TASK OBJECTIVE — Look for "Примечание" in each line of the entries, and return the matching lines.

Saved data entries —
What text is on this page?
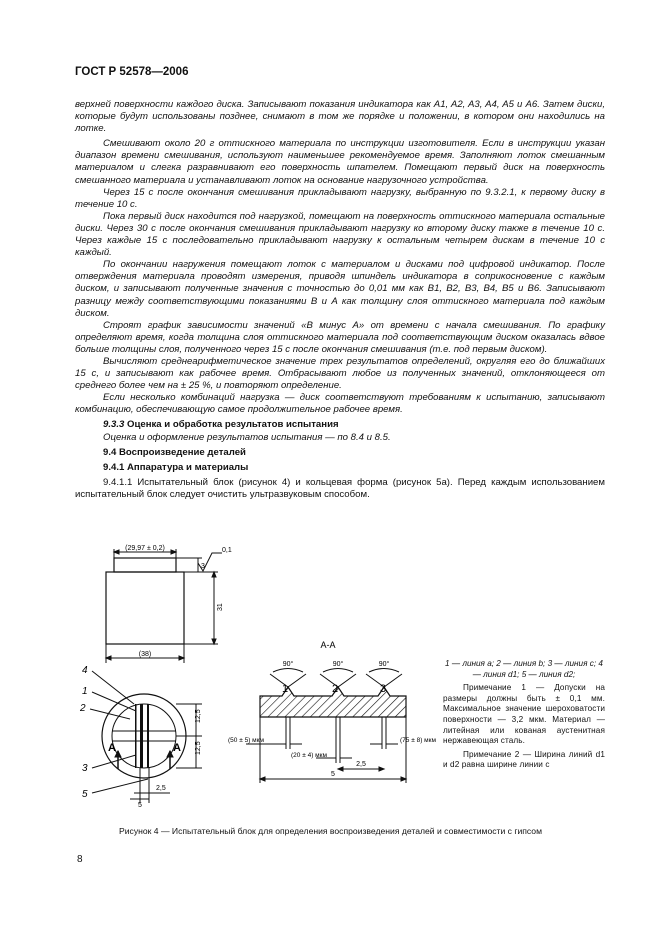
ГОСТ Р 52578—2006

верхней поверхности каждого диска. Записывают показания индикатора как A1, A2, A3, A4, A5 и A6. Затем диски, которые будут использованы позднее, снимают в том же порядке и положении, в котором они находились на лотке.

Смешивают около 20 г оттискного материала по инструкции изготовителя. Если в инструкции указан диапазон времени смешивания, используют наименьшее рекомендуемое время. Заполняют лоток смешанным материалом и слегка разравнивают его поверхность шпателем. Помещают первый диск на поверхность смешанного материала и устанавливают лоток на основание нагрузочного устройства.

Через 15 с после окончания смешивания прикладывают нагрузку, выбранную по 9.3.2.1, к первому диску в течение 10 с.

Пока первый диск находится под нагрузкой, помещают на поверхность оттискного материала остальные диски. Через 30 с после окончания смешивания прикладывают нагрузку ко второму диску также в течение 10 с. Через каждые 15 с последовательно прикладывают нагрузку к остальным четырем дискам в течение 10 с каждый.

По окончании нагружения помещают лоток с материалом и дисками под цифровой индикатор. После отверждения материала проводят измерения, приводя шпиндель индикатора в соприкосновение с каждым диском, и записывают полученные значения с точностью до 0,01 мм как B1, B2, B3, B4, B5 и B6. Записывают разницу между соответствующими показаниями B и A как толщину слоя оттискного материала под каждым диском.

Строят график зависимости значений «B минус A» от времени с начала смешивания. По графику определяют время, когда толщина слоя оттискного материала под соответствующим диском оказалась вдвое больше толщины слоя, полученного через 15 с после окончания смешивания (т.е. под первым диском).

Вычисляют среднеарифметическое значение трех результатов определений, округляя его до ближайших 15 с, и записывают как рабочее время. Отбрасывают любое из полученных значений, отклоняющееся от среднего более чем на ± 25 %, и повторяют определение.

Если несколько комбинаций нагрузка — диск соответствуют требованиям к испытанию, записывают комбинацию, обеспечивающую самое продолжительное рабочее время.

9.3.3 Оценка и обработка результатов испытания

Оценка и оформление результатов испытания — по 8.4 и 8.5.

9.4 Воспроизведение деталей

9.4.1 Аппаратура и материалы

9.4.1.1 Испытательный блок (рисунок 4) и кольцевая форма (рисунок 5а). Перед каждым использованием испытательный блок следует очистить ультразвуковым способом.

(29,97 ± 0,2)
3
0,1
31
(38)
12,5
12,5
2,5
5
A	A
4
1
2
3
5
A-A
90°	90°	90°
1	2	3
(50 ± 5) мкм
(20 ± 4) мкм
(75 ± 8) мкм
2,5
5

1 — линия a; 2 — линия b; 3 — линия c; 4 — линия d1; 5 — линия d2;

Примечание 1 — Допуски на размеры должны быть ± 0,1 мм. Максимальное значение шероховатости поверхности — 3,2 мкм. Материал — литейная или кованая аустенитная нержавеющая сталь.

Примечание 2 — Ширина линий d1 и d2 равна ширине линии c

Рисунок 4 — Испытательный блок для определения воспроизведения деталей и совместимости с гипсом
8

FINAL ANSWER —
Примечание 1 — Допуски на размеры должны быть ± 0,1 мм. Максимальное значение шероховатости поверхности — 3,2 мкм. Материал — литейная или кованая аустенитная нержавеющая сталь.
Примечание 2 — Ширина линий d1 и d2 равна ширине линии c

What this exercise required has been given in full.